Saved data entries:
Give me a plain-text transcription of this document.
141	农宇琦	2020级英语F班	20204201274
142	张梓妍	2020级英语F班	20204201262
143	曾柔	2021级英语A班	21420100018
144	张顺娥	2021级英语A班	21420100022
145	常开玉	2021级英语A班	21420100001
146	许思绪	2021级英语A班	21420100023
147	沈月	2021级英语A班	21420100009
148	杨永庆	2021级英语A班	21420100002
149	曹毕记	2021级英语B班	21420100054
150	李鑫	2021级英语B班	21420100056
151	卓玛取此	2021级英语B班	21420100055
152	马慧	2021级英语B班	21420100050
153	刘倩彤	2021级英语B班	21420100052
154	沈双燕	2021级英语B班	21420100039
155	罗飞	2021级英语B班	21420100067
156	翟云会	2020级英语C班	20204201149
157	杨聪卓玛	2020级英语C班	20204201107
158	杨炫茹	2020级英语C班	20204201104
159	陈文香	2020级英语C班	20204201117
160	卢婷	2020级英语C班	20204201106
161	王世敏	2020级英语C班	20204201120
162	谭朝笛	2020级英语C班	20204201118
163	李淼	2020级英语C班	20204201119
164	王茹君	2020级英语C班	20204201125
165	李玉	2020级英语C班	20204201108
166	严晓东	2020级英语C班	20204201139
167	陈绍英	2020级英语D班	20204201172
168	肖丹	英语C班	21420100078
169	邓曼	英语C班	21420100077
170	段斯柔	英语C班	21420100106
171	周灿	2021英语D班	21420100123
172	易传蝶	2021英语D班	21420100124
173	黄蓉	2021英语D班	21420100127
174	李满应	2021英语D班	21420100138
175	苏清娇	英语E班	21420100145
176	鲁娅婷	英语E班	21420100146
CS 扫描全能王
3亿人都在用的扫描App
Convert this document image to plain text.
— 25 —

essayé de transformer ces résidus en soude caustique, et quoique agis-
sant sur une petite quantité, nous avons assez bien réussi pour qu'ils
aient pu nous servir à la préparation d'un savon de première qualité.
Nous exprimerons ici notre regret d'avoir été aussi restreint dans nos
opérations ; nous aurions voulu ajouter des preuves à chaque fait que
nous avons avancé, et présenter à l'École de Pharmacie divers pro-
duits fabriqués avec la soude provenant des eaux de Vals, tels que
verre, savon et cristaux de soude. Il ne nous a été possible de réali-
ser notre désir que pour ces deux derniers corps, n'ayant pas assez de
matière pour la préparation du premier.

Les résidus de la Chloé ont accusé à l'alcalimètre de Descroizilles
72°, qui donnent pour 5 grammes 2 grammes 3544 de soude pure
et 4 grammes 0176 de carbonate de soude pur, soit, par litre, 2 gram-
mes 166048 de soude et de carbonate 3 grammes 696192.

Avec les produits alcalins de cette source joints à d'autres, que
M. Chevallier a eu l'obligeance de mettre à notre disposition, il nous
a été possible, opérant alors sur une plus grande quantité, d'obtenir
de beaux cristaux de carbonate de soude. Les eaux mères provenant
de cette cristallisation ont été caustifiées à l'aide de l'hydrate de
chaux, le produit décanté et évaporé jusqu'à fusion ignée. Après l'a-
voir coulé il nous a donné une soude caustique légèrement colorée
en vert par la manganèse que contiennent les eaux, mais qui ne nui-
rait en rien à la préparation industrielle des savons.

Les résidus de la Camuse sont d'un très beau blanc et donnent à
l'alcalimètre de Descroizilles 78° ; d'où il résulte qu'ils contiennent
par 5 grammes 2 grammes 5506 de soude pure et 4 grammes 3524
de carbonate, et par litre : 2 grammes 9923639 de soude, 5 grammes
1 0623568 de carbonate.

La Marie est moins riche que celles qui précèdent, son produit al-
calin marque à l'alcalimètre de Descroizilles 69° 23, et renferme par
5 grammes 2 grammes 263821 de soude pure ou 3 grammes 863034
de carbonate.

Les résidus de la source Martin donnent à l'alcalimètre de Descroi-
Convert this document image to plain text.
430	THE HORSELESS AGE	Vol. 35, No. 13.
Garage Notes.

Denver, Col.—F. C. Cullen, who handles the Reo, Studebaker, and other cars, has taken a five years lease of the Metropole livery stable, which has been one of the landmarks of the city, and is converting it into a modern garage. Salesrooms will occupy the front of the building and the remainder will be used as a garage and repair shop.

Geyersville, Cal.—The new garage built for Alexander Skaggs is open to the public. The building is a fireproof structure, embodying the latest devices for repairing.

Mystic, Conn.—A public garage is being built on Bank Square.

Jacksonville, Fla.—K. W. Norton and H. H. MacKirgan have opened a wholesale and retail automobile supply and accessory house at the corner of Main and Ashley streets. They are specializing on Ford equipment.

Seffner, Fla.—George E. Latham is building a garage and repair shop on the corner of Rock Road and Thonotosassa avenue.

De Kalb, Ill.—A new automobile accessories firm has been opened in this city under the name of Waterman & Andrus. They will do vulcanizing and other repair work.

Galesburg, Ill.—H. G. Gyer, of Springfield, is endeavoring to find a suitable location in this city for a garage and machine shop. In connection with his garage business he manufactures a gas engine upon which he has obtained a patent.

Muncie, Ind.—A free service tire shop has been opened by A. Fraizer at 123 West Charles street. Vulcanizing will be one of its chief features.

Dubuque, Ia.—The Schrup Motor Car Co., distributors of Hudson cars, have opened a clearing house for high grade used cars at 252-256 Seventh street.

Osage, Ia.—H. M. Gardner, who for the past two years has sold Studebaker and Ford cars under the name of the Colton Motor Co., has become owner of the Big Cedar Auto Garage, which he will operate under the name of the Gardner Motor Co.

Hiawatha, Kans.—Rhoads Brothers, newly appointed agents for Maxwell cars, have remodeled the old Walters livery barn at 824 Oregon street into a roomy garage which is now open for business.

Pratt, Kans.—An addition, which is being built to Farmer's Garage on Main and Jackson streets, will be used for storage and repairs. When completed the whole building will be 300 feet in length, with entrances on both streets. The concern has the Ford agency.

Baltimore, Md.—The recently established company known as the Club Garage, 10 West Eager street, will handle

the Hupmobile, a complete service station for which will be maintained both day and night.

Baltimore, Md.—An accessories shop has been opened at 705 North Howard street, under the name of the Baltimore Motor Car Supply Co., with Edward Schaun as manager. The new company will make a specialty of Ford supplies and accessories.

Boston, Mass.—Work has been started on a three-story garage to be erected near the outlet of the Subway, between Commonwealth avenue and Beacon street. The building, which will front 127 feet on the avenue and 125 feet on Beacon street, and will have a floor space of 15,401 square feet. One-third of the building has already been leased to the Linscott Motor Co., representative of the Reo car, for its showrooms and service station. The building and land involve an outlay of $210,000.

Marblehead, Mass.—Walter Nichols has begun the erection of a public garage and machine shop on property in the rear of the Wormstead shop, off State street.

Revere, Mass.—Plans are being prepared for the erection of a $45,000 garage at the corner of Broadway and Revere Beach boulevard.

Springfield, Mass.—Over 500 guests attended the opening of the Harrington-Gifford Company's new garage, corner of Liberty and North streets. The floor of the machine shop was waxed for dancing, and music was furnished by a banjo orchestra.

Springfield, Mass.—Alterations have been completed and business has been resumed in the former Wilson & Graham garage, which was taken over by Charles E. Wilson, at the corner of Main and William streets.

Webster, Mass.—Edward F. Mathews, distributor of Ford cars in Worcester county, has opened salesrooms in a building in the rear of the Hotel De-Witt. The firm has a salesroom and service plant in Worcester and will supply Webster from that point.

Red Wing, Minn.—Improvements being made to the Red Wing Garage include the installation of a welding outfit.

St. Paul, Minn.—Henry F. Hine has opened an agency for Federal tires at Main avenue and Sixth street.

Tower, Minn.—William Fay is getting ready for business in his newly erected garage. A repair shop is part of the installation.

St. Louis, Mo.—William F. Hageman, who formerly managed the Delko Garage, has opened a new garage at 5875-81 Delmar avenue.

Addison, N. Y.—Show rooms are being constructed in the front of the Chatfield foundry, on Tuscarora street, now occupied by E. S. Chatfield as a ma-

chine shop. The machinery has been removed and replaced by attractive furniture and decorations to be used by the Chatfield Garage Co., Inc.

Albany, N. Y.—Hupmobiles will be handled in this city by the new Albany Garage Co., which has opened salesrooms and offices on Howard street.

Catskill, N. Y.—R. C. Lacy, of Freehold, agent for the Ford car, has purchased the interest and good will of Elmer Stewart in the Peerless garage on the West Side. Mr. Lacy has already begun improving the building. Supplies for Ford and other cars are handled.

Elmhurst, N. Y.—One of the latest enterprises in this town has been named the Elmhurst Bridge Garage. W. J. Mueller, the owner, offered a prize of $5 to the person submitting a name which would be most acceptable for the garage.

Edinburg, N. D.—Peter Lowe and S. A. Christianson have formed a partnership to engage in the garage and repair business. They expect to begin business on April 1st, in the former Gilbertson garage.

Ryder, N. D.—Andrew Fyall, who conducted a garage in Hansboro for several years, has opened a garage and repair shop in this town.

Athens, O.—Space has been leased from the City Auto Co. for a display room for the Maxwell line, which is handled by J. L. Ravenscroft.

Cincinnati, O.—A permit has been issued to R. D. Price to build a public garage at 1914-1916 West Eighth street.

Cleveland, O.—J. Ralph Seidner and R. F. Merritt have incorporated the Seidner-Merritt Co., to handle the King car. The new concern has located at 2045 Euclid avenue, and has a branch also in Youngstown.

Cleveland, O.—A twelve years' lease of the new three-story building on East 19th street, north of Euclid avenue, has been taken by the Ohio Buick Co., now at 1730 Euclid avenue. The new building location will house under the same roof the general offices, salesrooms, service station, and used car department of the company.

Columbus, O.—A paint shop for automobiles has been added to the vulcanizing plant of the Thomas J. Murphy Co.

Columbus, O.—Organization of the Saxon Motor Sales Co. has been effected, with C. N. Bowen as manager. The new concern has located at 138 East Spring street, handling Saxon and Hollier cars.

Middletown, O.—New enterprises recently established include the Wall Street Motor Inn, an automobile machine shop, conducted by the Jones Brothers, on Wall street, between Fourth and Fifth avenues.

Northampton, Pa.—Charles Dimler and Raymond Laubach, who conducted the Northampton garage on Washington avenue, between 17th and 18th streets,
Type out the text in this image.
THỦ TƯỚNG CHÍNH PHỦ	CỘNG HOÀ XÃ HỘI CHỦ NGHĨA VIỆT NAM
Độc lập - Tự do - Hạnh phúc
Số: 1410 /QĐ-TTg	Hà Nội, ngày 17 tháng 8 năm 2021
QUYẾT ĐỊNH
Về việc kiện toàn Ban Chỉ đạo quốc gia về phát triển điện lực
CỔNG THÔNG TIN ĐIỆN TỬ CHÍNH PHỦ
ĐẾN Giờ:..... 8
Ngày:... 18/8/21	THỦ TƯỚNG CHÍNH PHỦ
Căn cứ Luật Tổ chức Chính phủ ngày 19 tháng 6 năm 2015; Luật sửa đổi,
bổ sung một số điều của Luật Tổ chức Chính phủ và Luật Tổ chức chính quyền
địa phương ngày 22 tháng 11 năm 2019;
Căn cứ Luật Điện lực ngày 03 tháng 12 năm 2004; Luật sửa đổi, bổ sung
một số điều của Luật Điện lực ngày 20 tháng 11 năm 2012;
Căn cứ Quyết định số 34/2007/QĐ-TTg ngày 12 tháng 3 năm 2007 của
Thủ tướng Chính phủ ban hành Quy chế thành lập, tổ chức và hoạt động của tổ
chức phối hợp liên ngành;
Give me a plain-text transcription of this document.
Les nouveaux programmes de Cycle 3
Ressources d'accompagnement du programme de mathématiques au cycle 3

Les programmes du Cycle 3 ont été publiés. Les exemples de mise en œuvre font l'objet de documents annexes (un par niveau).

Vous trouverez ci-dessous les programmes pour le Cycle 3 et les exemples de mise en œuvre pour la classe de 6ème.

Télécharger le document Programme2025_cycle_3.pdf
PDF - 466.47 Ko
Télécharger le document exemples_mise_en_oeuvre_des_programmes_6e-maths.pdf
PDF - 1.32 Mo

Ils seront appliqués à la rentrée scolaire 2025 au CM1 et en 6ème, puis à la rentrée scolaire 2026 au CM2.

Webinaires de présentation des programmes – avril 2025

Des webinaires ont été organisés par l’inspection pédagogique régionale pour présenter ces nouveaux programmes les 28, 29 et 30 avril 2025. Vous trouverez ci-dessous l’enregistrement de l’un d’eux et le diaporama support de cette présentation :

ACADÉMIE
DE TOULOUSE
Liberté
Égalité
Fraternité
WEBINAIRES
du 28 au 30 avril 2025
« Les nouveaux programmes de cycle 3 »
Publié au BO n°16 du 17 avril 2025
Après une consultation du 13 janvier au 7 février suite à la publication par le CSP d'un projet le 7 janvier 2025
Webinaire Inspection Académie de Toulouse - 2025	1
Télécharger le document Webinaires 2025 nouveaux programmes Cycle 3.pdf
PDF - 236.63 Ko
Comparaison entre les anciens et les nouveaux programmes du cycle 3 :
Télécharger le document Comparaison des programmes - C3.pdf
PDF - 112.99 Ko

Given instruction — Extract every line containing the string "Après" from the material.

Task solution —
chaux, le produit décanté et évaporé jusqu'à fusion ignée. Après l'a-
Après une consultation du 13 janvier au 7 février suite à la publication par le CSP d'un projet le 7 janvier 2025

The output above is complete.